REQUIRED WORK -
Output an exact reproduction of the data.

INPUT ROWS -
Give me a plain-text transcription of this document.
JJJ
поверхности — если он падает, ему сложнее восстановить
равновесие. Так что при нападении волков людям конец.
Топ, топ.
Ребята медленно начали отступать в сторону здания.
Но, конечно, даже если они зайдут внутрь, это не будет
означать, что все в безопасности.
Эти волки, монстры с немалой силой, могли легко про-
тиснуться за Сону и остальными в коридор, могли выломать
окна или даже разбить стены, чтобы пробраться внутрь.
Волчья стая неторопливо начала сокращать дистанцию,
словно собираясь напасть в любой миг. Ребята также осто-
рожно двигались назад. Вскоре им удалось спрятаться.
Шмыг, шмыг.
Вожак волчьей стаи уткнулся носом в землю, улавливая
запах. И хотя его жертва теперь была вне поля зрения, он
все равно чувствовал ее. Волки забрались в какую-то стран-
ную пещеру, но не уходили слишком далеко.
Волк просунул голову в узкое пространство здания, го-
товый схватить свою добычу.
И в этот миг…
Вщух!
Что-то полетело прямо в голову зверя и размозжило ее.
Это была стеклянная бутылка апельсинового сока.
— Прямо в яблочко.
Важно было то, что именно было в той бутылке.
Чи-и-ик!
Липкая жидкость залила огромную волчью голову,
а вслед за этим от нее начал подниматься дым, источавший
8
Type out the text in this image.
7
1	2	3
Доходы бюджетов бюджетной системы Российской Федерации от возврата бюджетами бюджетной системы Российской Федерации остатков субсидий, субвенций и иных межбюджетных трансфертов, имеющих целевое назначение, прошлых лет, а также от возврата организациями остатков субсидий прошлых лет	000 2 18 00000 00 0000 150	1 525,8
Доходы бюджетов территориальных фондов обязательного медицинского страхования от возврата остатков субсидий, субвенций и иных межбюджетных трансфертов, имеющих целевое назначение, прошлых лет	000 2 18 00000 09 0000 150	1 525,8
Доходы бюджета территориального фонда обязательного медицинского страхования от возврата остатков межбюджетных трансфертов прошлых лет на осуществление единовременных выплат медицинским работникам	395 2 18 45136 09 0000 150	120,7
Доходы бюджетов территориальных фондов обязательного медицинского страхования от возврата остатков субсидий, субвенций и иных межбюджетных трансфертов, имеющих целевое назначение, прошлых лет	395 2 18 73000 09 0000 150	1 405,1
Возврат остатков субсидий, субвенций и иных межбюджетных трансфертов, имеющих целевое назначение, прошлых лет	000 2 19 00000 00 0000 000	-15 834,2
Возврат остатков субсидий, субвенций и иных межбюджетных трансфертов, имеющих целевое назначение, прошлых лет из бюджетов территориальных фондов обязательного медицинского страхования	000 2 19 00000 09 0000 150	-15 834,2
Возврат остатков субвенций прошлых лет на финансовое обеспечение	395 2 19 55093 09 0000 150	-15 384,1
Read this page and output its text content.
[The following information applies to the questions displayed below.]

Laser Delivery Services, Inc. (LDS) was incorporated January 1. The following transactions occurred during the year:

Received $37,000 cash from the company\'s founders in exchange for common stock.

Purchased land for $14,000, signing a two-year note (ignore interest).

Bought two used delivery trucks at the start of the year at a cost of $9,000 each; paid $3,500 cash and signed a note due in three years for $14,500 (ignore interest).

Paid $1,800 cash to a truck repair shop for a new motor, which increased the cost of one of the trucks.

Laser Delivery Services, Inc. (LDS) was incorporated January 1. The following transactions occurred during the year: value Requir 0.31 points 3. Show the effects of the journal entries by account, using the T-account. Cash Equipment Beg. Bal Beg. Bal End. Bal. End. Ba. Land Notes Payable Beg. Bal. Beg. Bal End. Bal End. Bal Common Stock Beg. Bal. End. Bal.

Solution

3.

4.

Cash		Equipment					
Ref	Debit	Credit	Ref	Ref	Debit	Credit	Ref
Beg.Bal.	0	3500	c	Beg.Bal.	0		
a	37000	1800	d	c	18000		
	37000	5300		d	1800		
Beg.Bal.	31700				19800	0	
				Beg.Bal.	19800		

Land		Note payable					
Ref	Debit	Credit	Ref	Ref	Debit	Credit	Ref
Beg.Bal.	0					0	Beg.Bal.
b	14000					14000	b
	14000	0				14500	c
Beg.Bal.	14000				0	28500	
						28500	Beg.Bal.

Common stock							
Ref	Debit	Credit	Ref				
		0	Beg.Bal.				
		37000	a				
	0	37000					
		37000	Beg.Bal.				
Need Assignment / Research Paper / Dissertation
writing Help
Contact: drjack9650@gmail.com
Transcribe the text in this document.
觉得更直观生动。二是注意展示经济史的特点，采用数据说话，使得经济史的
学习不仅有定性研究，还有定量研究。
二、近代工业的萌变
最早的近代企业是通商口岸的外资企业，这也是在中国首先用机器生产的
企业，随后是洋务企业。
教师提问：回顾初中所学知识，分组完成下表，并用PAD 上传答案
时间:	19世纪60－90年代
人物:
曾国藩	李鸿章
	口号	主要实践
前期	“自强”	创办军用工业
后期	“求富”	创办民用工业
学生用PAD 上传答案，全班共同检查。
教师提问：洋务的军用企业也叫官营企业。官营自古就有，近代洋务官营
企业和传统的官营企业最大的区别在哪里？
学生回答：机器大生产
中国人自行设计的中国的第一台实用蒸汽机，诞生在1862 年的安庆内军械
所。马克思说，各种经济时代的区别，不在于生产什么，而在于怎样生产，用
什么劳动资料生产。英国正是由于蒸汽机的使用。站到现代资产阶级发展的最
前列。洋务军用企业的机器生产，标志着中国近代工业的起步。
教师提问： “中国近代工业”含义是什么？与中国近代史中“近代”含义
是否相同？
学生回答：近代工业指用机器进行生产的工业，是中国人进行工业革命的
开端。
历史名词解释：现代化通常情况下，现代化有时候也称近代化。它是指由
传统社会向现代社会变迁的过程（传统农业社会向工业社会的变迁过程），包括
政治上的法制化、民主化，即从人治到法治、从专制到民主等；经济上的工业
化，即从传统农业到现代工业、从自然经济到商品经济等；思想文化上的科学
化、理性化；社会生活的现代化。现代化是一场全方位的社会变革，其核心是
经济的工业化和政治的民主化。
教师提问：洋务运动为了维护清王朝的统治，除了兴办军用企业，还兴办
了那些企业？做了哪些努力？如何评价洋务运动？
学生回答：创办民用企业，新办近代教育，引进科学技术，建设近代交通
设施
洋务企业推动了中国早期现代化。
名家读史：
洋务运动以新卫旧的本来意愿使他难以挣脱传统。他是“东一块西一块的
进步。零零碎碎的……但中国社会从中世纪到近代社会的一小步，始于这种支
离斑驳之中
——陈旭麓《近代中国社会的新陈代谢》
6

ANSWER TO THE PROBLEM -
Give me a plain-text transcription of this document.
JJJ
поверхности — если он падает, ему сложнее восстановить
равновесие. Так что при нападении волков людям конец.
Топ, топ.
Ребята медленно начали отступать в сторону здания.
Но, конечно, даже если они зайдут внутрь, это не будет
означать, что все в безопасности.
Эти волки, монстры с немалой силой, могли легко про-
тиснуться за Сону и остальными в коридор, могли выломать
окна или даже разбить стены, чтобы пробраться внутрь.
Волчья стая неторопливо начала сокращать дистанцию,
словно собираясь напасть в любой миг. Ребята также осто-
рожно двигались назад. Вскоре им удалось спрятаться.
Шмыг, шмыг.
Вожак волчьей стаи уткнулся носом в землю, улавливая
запах. И хотя его жертва теперь была вне поля зрения, он
все равно чувствовал ее. Волки забрались в какую-то стран-
ную пещеру, но не уходили слишком далеко.
Волк просунул голову в узкое пространство здания, го-
товый схватить свою добычу.
И в этот миг…
Вщух!
Что-то полетело прямо в голову зверя и размозжило ее.
Это была стеклянная бутылка апельсинового сока.
— Прямо в яблочко.
Важно было то, что именно было в той бутылке.
Чи-и-ик!
Липкая жидкость залила огромную волчью голову,
а вслед за этим от нее начал подниматься дым, источавший
8
Type out the text in this image.
7
1	2	3
Доходы бюджетов бюджетной системы Российской Федерации от возврата бюджетами бюджетной системы Российской Федерации остатков субсидий, субвенций и иных межбюджетных трансфертов, имеющих целевое назначение, прошлых лет, а также от возврата организациями остатков субсидий прошлых лет	000 2 18 00000 00 0000 150	1 525,8
Доходы бюджетов территориальных фондов обязательного медицинского страхования от возврата остатков субсидий, субвенций и иных межбюджетных трансфертов, имеющих целевое назначение, прошлых лет	000 2 18 00000 09 0000 150	1 525,8
Доходы бюджета территориального фонда обязательного медицинского страхования от возврата остатков межбюджетных трансфертов прошлых лет на осуществление единовременных выплат медицинским работникам	395 2 18 45136 09 0000 150	120,7
Доходы бюджетов территориальных фондов обязательного медицинского страхования от возврата остатков субсидий, субвенций и иных межбюджетных трансфертов, имеющих целевое назначение, прошлых лет	395 2 18 73000 09 0000 150	1 405,1
Возврат остатков субсидий, субвенций и иных межбюджетных трансфертов, имеющих целевое назначение, прошлых лет	000 2 19 00000 00 0000 000	-15 834,2
Возврат остатков субсидий, субвенций и иных межбюджетных трансфертов, имеющих целевое назначение, прошлых лет из бюджетов территориальных фондов обязательного медицинского страхования	000 2 19 00000 09 0000 150	-15 834,2
Возврат остатков субвенций прошлых лет на финансовое обеспечение	395 2 19 55093 09 0000 150	-15 384,1
Read this page and output its text content.
[The following information applies to the questions displayed below.]

Laser Delivery Services, Inc. (LDS) was incorporated January 1. The following transactions occurred during the year:

Received $37,000 cash from the company\'s founders in exchange for common stock.

Purchased land for $14,000, signing a two-year note (ignore interest).

Bought two used delivery trucks at the start of the year at a cost of $9,000 each; paid $3,500 cash and signed a note due in three years for $14,500 (ignore interest).

Paid $1,800 cash to a truck repair shop for a new motor, which increased the cost of one of the trucks.

Laser Delivery Services, Inc. (LDS) was incorporated January 1. The following transactions occurred during the year: value Requir 0.31 points 3. Show the effects of the journal entries by account, using the T-account. Cash Equipment Beg. Bal Beg. Bal End. Bal. End. Ba. Land Notes Payable Beg. Bal. Beg. Bal End. Bal End. Bal Common Stock Beg. Bal. End. Bal.

Solution

3.

4.

Cash		Equipment					
Ref	Debit	Credit	Ref	Ref	Debit	Credit	Ref
Beg.Bal.	0	3500	c	Beg.Bal.	0		
a	37000	1800	d	c	18000		
	37000	5300		d	1800		
Beg.Bal.	31700				19800	0	
				Beg.Bal.	19800		

Land		Note payable					
Ref	Debit	Credit	Ref	Ref	Debit	Credit	Ref
Beg.Bal.	0					0	Beg.Bal.
b	14000					14000	b
	14000	0				14500	c
Beg.Bal.	14000				0	28500	
						28500	Beg.Bal.

Common stock							
Ref	Debit	Credit	Ref				
		0	Beg.Bal.				
		37000	a				
	0	37000					
		37000	Beg.Bal.				
Need Assignment / Research Paper / Dissertation
writing Help
Contact: drjack9650@gmail.com
Transcribe the text in this document.
觉得更直观生动。二是注意展示经济史的特点，采用数据说话，使得经济史的
学习不仅有定性研究，还有定量研究。
二、近代工业的萌变
最早的近代企业是通商口岸的外资企业，这也是在中国首先用机器生产的
企业，随后是洋务企业。
教师提问：回顾初中所学知识，分组完成下表，并用PAD 上传答案
时间:	19世纪60－90年代
人物:
曾国藩	李鸿章
	口号	主要实践
前期	“自强”	创办军用工业
后期	“求富”	创办民用工业
学生用PAD 上传答案，全班共同检查。
教师提问：洋务的军用企业也叫官营企业。官营自古就有，近代洋务官营
企业和传统的官营企业最大的区别在哪里？
学生回答：机器大生产
中国人自行设计的中国的第一台实用蒸汽机，诞生在1862 年的安庆内军械
所。马克思说，各种经济时代的区别，不在于生产什么，而在于怎样生产，用
什么劳动资料生产。英国正是由于蒸汽机的使用。站到现代资产阶级发展的最
前列。洋务军用企业的机器生产，标志着中国近代工业的起步。
教师提问： “中国近代工业”含义是什么？与中国近代史中“近代”含义
是否相同？
学生回答：近代工业指用机器进行生产的工业，是中国人进行工业革命的
开端。
历史名词解释：现代化通常情况下，现代化有时候也称近代化。它是指由
传统社会向现代社会变迁的过程（传统农业社会向工业社会的变迁过程），包括
政治上的法制化、民主化，即从人治到法治、从专制到民主等；经济上的工业
化，即从传统农业到现代工业、从自然经济到商品经济等；思想文化上的科学
化、理性化；社会生活的现代化。现代化是一场全方位的社会变革，其核心是
经济的工业化和政治的民主化。
教师提问：洋务运动为了维护清王朝的统治，除了兴办军用企业，还兴办
了那些企业？做了哪些努力？如何评价洋务运动？
学生回答：创办民用企业，新办近代教育，引进科学技术，建设近代交通
设施
洋务企业推动了中国早期现代化。
名家读史：
洋务运动以新卫旧的本来意愿使他难以挣脱传统。他是“东一块西一块的
进步。零零碎碎的……但中国社会从中世纪到近代社会的一小步，始于这种支
离斑驳之中
——陈旭麓《近代中国社会的新陈代谢》
6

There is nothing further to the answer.